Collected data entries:
════════════════════

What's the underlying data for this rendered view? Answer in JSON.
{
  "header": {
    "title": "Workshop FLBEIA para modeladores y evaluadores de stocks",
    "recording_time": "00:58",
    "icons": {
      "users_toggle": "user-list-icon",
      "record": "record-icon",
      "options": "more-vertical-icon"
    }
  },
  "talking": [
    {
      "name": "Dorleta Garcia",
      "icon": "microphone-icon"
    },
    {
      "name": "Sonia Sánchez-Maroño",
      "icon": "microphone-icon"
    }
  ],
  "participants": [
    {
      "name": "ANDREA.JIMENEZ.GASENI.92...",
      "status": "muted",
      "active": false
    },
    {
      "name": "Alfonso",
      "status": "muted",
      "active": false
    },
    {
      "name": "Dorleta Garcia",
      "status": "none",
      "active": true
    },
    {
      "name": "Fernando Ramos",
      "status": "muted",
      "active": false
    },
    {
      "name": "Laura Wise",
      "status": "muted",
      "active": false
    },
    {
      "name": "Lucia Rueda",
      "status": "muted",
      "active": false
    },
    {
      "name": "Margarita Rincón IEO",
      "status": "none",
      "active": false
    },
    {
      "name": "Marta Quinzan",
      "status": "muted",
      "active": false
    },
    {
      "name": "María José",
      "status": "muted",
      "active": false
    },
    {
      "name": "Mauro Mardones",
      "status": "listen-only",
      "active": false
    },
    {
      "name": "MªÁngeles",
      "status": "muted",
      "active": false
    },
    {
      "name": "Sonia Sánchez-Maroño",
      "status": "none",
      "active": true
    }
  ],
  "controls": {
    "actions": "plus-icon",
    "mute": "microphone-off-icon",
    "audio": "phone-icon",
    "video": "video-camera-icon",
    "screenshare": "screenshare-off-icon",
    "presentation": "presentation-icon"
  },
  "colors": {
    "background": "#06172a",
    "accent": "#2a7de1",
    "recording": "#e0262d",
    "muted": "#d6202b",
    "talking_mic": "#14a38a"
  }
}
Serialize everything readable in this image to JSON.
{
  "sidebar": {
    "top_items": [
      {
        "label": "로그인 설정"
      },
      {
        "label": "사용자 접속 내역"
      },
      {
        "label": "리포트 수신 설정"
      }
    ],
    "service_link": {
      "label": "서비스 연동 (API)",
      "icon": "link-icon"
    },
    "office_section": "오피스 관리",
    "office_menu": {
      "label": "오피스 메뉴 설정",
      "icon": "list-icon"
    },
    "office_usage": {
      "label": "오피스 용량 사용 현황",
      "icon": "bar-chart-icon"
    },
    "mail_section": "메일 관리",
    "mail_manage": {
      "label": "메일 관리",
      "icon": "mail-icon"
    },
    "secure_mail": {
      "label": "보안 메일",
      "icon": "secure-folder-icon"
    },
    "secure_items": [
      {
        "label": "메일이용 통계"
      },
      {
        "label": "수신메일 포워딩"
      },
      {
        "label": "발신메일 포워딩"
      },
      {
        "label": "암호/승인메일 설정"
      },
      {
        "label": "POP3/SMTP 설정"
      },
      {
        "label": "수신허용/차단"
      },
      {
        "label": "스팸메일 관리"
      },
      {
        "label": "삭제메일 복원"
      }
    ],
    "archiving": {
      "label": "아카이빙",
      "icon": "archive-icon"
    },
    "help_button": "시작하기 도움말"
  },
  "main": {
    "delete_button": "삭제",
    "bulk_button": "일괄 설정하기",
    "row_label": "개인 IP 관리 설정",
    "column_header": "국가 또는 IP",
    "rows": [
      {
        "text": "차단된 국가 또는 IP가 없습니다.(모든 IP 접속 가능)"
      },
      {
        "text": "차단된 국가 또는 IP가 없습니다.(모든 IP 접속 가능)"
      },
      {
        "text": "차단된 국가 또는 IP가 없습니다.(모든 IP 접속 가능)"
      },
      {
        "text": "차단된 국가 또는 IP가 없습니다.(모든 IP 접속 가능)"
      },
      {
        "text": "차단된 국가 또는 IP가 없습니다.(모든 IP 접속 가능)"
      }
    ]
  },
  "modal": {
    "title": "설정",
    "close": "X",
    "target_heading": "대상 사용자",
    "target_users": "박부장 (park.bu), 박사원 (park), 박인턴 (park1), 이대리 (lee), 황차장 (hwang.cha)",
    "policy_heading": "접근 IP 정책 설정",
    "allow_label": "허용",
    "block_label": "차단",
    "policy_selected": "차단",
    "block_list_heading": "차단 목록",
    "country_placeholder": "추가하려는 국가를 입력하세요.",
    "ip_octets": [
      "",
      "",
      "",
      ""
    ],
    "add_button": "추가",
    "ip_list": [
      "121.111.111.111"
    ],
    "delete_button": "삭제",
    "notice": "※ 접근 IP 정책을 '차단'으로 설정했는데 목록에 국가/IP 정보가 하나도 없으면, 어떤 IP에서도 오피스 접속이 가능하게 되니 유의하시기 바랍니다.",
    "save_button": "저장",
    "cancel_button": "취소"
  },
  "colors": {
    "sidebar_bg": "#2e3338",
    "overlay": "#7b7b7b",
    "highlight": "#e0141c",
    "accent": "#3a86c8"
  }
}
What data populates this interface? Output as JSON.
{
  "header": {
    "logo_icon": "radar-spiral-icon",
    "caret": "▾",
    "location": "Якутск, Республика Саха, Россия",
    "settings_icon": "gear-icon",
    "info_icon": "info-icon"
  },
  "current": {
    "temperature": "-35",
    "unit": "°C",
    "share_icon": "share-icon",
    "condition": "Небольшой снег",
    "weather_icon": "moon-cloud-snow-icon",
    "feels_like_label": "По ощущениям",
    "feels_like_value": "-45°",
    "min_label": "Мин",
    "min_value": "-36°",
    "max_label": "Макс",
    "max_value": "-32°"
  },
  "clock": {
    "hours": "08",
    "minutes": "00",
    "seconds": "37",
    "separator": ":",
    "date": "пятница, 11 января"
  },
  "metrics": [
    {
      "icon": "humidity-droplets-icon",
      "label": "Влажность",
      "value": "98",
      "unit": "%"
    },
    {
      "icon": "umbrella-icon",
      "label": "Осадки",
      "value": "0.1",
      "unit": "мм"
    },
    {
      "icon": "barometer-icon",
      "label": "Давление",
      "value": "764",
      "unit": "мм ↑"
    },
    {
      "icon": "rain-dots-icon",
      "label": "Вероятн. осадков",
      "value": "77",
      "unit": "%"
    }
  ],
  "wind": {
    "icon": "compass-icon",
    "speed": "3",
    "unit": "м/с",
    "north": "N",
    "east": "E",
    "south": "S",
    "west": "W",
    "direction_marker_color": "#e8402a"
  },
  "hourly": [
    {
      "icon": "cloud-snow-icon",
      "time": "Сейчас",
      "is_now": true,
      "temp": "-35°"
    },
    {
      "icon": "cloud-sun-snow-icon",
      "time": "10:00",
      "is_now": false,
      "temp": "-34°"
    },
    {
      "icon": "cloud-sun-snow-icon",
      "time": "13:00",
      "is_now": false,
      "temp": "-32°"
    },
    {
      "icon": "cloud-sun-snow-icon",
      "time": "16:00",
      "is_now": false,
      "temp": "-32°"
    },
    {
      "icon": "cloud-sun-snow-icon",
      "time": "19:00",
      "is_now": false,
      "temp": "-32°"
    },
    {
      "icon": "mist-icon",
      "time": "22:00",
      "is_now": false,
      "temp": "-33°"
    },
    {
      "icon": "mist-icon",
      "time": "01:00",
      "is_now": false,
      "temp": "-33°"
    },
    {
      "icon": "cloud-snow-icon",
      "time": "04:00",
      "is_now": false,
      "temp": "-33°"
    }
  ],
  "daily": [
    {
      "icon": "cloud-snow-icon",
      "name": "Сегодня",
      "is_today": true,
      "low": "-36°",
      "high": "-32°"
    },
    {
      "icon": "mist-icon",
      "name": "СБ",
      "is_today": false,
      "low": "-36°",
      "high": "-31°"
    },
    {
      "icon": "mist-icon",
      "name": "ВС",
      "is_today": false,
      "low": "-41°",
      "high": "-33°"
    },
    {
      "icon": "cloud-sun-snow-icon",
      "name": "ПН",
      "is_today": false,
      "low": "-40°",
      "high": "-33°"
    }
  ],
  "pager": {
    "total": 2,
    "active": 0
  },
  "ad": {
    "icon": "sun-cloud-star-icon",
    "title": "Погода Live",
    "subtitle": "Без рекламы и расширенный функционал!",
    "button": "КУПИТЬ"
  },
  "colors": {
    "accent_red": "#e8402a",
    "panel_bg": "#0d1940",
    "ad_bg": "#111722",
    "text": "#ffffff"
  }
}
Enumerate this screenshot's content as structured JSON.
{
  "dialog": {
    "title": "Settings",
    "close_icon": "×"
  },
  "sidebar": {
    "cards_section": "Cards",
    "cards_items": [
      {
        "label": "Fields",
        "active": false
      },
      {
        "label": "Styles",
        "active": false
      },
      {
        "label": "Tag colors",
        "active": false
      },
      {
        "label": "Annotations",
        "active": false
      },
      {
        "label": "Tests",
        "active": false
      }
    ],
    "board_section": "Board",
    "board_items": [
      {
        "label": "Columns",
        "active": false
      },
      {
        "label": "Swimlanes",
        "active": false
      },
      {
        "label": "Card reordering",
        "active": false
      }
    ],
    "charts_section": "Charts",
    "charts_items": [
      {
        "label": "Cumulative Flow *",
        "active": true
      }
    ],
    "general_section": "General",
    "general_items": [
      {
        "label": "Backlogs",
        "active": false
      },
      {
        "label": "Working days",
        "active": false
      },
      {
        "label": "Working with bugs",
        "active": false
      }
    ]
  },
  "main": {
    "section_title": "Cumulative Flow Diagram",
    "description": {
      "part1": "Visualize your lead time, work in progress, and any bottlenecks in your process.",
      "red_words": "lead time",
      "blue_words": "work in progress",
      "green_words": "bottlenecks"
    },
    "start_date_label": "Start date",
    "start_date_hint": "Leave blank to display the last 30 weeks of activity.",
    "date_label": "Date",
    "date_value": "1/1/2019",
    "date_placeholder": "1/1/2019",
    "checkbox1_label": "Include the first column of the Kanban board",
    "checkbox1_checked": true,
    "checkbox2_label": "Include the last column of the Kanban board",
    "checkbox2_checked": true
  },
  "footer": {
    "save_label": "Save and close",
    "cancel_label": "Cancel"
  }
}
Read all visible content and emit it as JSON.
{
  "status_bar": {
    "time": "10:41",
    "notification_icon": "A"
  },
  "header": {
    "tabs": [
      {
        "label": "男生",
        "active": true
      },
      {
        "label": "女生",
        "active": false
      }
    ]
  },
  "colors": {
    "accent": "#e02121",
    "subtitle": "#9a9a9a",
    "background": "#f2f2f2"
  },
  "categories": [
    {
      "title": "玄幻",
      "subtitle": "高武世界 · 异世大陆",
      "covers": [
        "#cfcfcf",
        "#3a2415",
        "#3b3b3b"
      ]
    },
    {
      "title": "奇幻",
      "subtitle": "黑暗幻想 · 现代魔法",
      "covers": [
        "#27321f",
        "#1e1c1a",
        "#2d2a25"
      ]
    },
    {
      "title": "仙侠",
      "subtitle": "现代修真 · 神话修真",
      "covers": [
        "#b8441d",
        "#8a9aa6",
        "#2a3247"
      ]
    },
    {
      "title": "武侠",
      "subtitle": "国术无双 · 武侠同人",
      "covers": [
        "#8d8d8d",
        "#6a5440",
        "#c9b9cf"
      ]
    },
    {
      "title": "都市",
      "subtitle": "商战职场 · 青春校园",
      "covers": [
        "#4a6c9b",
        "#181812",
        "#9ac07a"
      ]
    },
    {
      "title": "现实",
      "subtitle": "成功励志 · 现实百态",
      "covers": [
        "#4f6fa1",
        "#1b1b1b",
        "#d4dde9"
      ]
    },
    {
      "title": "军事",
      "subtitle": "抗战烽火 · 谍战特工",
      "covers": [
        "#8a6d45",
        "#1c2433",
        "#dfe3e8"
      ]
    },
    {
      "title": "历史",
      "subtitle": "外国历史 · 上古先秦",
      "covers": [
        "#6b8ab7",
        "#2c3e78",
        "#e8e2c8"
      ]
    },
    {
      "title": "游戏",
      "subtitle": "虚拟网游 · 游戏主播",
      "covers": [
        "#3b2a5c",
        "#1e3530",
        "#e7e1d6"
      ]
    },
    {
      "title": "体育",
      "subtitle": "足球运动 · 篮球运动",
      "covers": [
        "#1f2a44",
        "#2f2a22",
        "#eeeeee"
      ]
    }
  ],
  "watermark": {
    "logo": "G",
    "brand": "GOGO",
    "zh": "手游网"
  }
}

════════════════════

(Task statement) Write out the lines above, starting at the line that contains "Read all visible content and emit it as JSON." and ending with the final line, and nothing else; copy them exactly.

(Solution below)
Read all visible content and emit it as JSON.
{
  "status_bar": {
    "time": "10:41",
    "notification_icon": "A"
  },
  "header": {
    "tabs": [
      {
        "label": "男生",
        "active": true
      },
      {
        "label": "女生",
        "active": false
      }
    ]
  },
  "colors": {
    "accent": "#e02121",
    "subtitle": "#9a9a9a",
    "background": "#f2f2f2"
  },
  "categories": [
    {
      "title": "玄幻",
      "subtitle": "高武世界 · 异世大陆",
      "covers": [
        "#cfcfcf",
        "#3a2415",
        "#3b3b3b"
      ]
    },
    {
      "title": "奇幻",
      "subtitle": "黑暗幻想 · 现代魔法",
      "covers": [
        "#27321f",
        "#1e1c1a",
        "#2d2a25"
      ]
    },
    {
      "title": "仙侠",
      "subtitle": "现代修真 · 神话修真",
      "covers": [
        "#b8441d",
        "#8a9aa6",
        "#2a3247"
      ]
    },
    {
      "title": "武侠",
      "subtitle": "国术无双 · 武侠同人",
      "covers": [
        "#8d8d8d",
        "#6a5440",
        "#c9b9cf"
      ]
    },
    {
      "title": "都市",
      "subtitle": "商战职场 · 青春校园",
      "covers": [
        "#4a6c9b",
        "#181812",
        "#9ac07a"
      ]
    },
    {
      "title": "现实",
      "subtitle": "成功励志 · 现实百态",
      "covers": [
        "#4f6fa1",
        "#1b1b1b",
        "#d4dde9"
      ]
    },
    {
      "title": "军事",
      "subtitle": "抗战烽火 · 谍战特工",
      "covers": [
        "#8a6d45",
        "#1c2433",
        "#dfe3e8"
      ]
    },
    {
      "title": "历史",
      "subtitle": "外国历史 · 上古先秦",
      "covers": [
        "#6b8ab7",
        "#2c3e78",
        "#e8e2c8"
      ]
    },
    {
      "title": "游戏",
      "subtitle": "虚拟网游 · 游戏主播",
      "covers": [
        "#3b2a5c",
        "#1e3530",
        "#e7e1d6"
      ]
    },
    {
      "title": "体育",
      "subtitle": "足球运动 · 篮球运动",
      "covers": [
        "#1f2a44",
        "#2f2a22",
        "#eeeeee"
      ]
    }
  ],
  "watermark": {
    "logo": "G",
    "brand": "GOGO",
    "zh": "手游网"
  }
}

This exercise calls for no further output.